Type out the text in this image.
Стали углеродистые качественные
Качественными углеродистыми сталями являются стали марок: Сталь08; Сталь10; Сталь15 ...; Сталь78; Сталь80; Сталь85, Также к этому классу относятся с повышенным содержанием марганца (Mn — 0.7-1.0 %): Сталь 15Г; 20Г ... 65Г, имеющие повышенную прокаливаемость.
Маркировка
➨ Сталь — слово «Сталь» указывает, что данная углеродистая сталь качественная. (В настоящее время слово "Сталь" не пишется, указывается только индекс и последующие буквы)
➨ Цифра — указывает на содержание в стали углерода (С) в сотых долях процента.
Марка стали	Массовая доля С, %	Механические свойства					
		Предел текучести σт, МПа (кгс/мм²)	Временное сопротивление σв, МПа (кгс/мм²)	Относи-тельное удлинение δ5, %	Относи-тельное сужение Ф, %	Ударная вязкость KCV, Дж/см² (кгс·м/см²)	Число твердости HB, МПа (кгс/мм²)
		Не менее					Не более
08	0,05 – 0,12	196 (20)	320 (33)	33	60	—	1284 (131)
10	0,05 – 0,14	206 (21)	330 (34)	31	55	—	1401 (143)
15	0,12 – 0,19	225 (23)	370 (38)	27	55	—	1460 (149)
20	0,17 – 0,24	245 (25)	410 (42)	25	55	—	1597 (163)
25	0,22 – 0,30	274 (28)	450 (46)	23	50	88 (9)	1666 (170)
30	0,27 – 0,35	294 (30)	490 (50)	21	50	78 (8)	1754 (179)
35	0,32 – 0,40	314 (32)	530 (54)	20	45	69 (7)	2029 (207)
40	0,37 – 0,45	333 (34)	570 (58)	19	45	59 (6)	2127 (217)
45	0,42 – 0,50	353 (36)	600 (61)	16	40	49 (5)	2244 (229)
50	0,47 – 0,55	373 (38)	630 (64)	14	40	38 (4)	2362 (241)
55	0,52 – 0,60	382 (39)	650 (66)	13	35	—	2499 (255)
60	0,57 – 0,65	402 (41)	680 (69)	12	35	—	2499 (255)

···

Challenge: Provide the number of lines in the data above that contain the string "указывает", and nothing else.

Result of this task: 2